## Written request
Find each line holding "makes" and copy it out.

___ Records ___

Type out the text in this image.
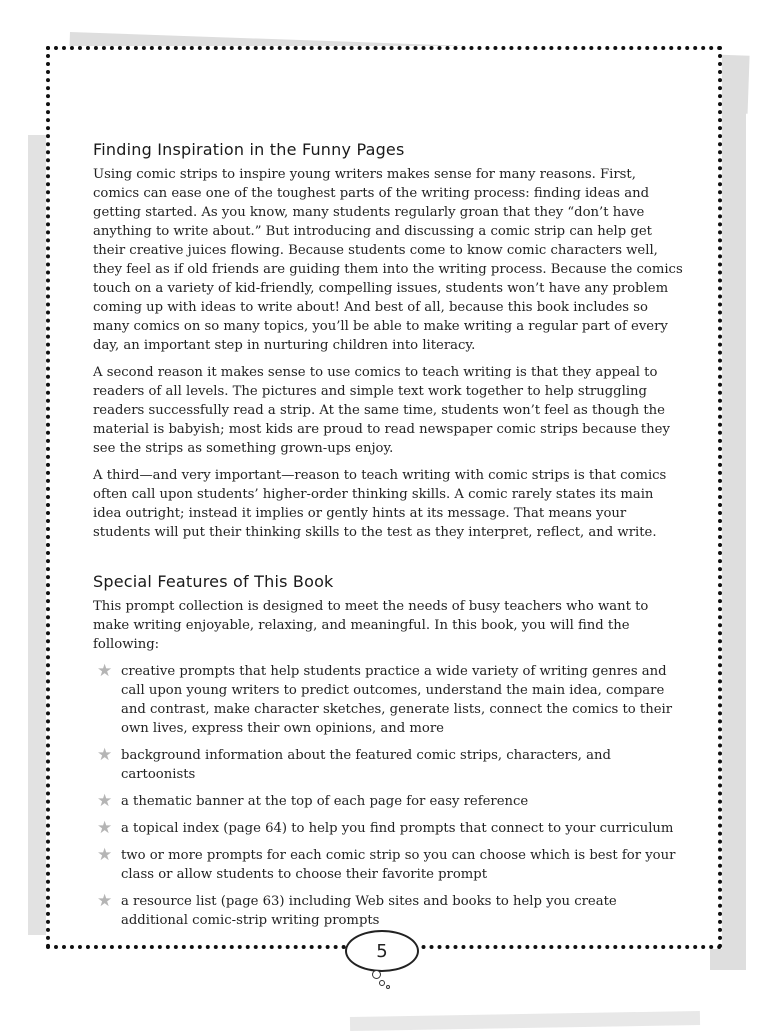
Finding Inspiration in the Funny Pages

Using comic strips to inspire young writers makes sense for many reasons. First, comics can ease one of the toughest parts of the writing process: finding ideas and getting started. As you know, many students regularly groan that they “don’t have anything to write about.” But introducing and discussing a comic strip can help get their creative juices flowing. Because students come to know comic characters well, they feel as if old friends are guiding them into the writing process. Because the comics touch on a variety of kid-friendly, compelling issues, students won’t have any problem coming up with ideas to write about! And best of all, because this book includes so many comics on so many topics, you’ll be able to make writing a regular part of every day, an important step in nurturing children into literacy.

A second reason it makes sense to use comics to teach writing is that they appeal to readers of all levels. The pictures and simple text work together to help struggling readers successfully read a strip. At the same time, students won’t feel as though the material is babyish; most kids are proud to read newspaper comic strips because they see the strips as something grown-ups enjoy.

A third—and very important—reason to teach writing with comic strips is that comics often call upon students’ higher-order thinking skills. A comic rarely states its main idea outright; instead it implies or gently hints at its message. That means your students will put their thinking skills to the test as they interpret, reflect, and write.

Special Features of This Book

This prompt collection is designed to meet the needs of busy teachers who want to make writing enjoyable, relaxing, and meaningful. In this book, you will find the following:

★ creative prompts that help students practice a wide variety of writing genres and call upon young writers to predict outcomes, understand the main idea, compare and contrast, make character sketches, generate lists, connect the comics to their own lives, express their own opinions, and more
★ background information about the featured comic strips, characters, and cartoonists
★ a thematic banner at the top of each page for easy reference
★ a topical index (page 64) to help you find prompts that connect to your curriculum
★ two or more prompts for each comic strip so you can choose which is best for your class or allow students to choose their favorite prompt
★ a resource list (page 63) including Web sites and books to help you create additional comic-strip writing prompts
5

___
___ Records ___

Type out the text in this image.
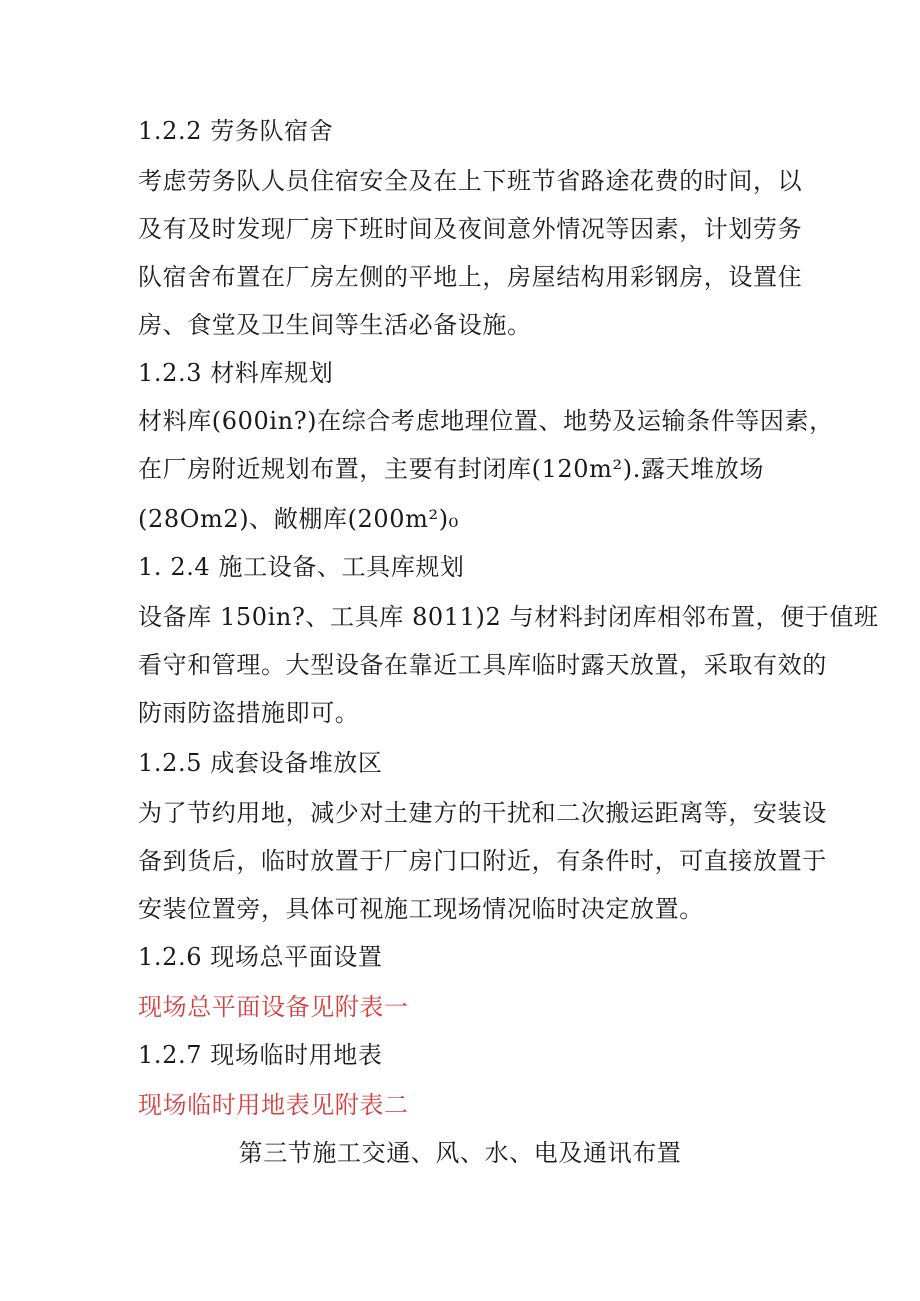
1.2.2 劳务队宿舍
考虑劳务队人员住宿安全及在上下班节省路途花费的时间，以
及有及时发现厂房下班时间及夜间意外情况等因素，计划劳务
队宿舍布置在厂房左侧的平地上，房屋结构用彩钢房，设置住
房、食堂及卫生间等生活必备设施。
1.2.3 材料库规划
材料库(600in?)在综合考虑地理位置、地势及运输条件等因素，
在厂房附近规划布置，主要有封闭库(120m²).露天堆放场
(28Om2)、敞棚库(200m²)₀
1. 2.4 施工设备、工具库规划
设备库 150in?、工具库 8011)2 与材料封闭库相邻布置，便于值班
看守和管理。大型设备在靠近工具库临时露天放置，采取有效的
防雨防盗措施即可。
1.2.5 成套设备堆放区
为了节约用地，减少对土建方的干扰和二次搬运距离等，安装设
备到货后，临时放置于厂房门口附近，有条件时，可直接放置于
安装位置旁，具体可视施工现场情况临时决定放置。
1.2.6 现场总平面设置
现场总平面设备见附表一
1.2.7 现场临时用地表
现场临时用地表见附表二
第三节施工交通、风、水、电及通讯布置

___
___ Records ___

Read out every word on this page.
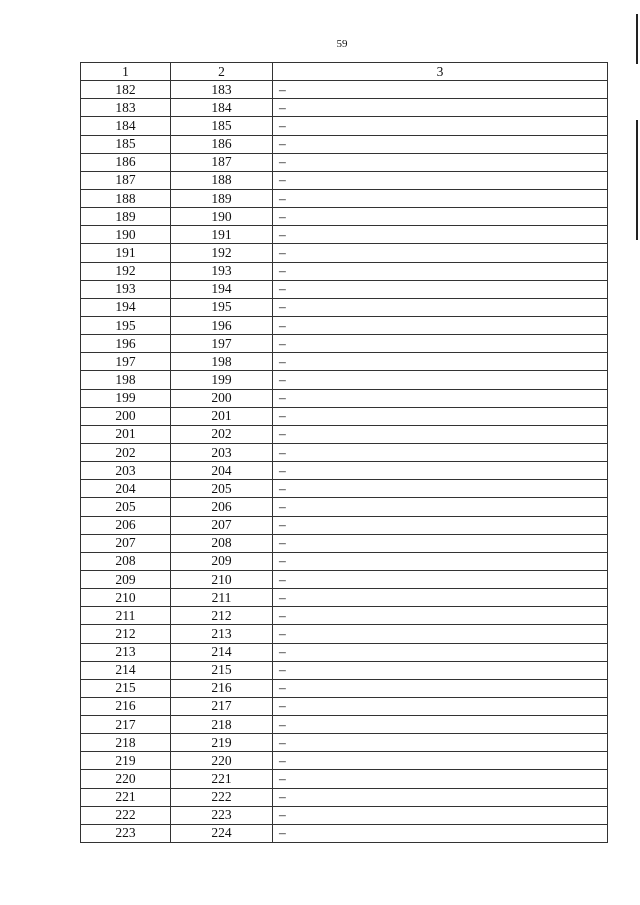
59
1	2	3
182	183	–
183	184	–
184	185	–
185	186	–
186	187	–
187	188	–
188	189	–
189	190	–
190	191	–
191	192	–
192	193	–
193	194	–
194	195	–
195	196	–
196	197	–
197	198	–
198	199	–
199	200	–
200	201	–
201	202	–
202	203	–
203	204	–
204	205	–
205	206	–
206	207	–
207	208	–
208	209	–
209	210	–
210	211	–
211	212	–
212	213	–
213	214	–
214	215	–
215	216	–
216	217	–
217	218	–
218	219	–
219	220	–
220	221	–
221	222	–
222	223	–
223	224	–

___

## In response
Using comic strips to inspire young writers makes sense for many reasons. First, comics can ease one of the toughest parts of the writing process: finding ideas and getting started. As you know, many students regularly groan that they “don’t have anything to write about.” But introducing and discussing a comic strip can help get their creative juices flowing. Because students come to know comic characters well, they feel as if old friends are guiding them into the writing process. Because the comics touch on a variety of kid-friendly, compelling issues, students won’t have any problem coming up with ideas to write about! And best of all, because this book includes so many comics on so many topics, you’ll be able to make writing a regular part of every day, an important step in nurturing children into literacy.
A second reason it makes sense to use comics to teach writing is that they appeal to readers of all levels. The pictures and simple text work together to help struggling readers successfully read a strip. At the same time, students won’t feel as though the material is babyish; most kids are proud to read newspaper comic strips because they see the strips as something grown-ups enjoy.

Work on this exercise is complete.